(Listed records)
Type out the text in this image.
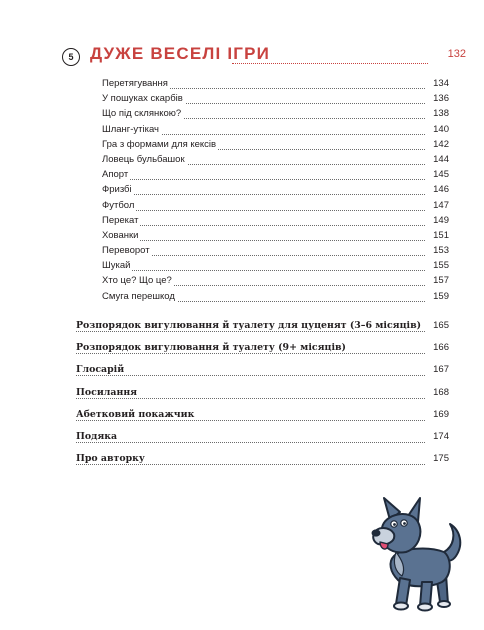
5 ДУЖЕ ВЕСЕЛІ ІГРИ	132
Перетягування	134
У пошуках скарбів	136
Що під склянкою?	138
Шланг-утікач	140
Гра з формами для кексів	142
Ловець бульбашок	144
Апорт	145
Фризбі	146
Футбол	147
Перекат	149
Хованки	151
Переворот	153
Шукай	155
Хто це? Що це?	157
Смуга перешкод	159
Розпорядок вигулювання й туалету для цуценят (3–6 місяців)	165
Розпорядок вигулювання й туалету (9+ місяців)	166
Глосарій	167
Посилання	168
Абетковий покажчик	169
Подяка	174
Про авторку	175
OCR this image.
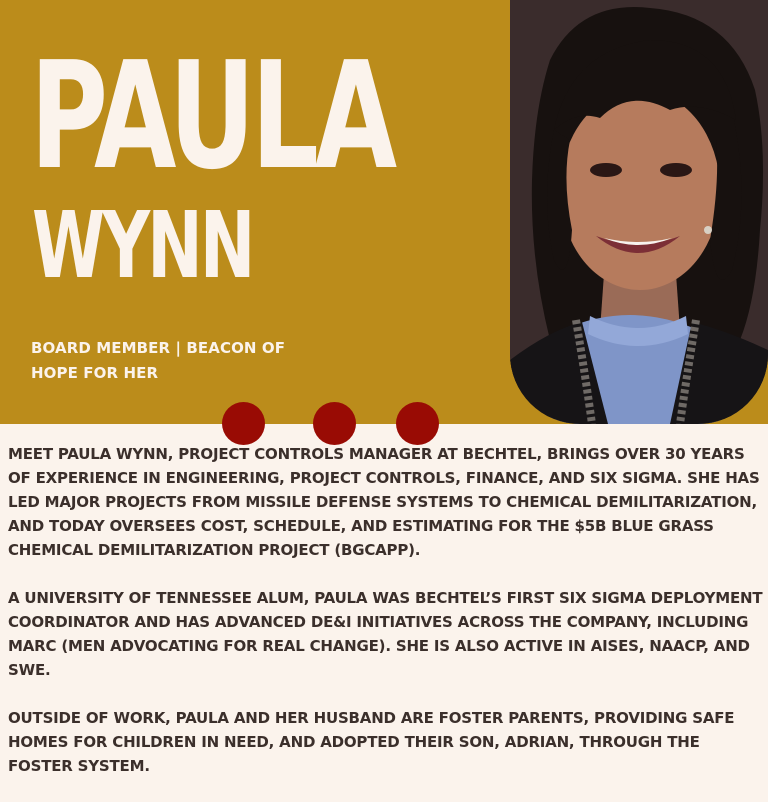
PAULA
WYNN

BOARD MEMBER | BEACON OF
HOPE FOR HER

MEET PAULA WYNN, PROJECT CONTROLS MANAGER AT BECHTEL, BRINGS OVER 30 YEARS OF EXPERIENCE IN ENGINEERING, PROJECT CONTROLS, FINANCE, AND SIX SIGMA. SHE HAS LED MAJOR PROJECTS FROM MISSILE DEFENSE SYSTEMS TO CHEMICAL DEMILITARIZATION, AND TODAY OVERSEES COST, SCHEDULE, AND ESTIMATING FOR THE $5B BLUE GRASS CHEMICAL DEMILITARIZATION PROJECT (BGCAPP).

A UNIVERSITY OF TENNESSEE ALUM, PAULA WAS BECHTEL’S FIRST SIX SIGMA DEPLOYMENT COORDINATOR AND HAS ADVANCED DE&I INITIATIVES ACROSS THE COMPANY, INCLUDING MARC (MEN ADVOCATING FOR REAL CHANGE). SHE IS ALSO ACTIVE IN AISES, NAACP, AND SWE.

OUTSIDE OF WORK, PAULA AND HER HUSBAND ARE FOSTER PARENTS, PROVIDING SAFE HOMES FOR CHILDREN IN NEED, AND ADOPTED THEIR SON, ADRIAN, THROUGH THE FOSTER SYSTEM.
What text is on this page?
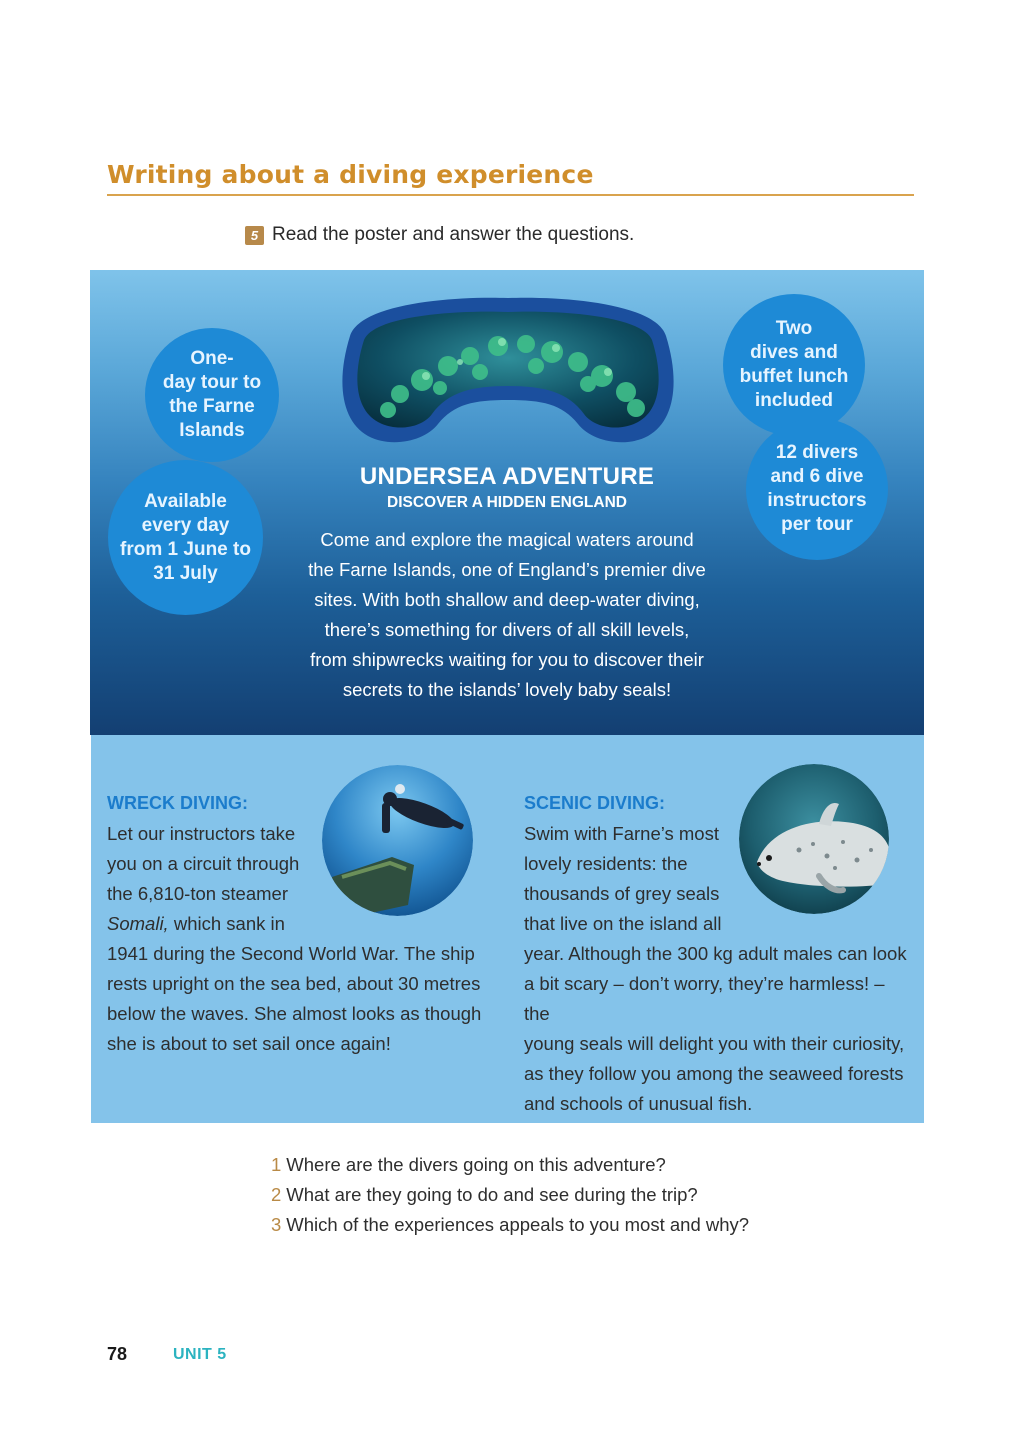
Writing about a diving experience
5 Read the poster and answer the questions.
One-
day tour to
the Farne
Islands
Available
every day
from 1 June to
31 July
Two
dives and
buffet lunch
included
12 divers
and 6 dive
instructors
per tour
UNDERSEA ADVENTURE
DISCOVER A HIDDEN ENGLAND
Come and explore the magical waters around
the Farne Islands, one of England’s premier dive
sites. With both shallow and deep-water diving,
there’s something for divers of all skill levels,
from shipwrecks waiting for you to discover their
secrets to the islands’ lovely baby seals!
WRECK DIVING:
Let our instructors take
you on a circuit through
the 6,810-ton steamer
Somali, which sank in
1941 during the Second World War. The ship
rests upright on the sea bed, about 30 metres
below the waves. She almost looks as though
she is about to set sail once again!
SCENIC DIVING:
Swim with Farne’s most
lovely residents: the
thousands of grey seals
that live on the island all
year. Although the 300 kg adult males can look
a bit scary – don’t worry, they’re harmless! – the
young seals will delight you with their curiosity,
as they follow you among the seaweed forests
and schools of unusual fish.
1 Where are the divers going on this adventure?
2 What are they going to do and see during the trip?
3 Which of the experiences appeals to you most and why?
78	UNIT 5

(Work to complete) Quote every record above exactly, leaving out the pictures.

(Task solution)
Type out the text in this image.
5 ДУЖЕ ВЕСЕЛІ ІГРИ	132
Перетягування	134
У пошуках скарбів	136
Що під склянкою?	138
Шланг-утікач	140
Гра з формами для кексів	142
Ловець бульбашок	144
Апорт	145
Фризбі	146
Футбол	147
Перекат	149
Хованки	151
Переворот	153
Шукай	155
Хто це? Що це?	157
Смуга перешкод	159
Розпорядок вигулювання й туалету для цуценят (3–6 місяців)	165
Розпорядок вигулювання й туалету (9+ місяців)	166
Глосарій	167
Посилання	168
Абетковий покажчик	169
Подяка	174
Про авторку	175
OCR this image.
PAULA
WYNN

BOARD MEMBER | BEACON OF
HOPE FOR HER

MEET PAULA WYNN, PROJECT CONTROLS MANAGER AT BECHTEL, BRINGS OVER 30 YEARS OF EXPERIENCE IN ENGINEERING, PROJECT CONTROLS, FINANCE, AND SIX SIGMA. SHE HAS LED MAJOR PROJECTS FROM MISSILE DEFENSE SYSTEMS TO CHEMICAL DEMILITARIZATION, AND TODAY OVERSEES COST, SCHEDULE, AND ESTIMATING FOR THE $5B BLUE GRASS CHEMICAL DEMILITARIZATION PROJECT (BGCAPP).

A UNIVERSITY OF TENNESSEE ALUM, PAULA WAS BECHTEL’S FIRST SIX SIGMA DEPLOYMENT COORDINATOR AND HAS ADVANCED DE&I INITIATIVES ACROSS THE COMPANY, INCLUDING MARC (MEN ADVOCATING FOR REAL CHANGE). SHE IS ALSO ACTIVE IN AISES, NAACP, AND SWE.

OUTSIDE OF WORK, PAULA AND HER HUSBAND ARE FOSTER PARENTS, PROVIDING SAFE HOMES FOR CHILDREN IN NEED, AND ADOPTED THEIR SON, ADRIAN, THROUGH THE FOSTER SYSTEM.
What text is on this page?
Writing about a diving experience
5 Read the poster and answer the questions.
One-
day tour to
the Farne
Islands
Available
every day
from 1 June to
31 July
Two
dives and
buffet lunch
included
12 divers
and 6 dive
instructors
per tour
UNDERSEA ADVENTURE
DISCOVER A HIDDEN ENGLAND
Come and explore the magical waters around
the Farne Islands, one of England’s premier dive
sites. With both shallow and deep-water diving,
there’s something for divers of all skill levels,
from shipwrecks waiting for you to discover their
secrets to the islands’ lovely baby seals!
WRECK DIVING:
Let our instructors take
you on a circuit through
the 6,810-ton steamer
Somali, which sank in
1941 during the Second World War. The ship
rests upright on the sea bed, about 30 metres
below the waves. She almost looks as though
she is about to set sail once again!
SCENIC DIVING:
Swim with Farne’s most
lovely residents: the
thousands of grey seals
that live on the island all
year. Although the 300 kg adult males can look
a bit scary – don’t worry, they’re harmless! – the
young seals will delight you with their curiosity,
as they follow you among the seaweed forests
and schools of unusual fish.
1 Where are the divers going on this adventure?
2 What are they going to do and see during the trip?
3 Which of the experiences appeals to you most and why?
78	UNIT 5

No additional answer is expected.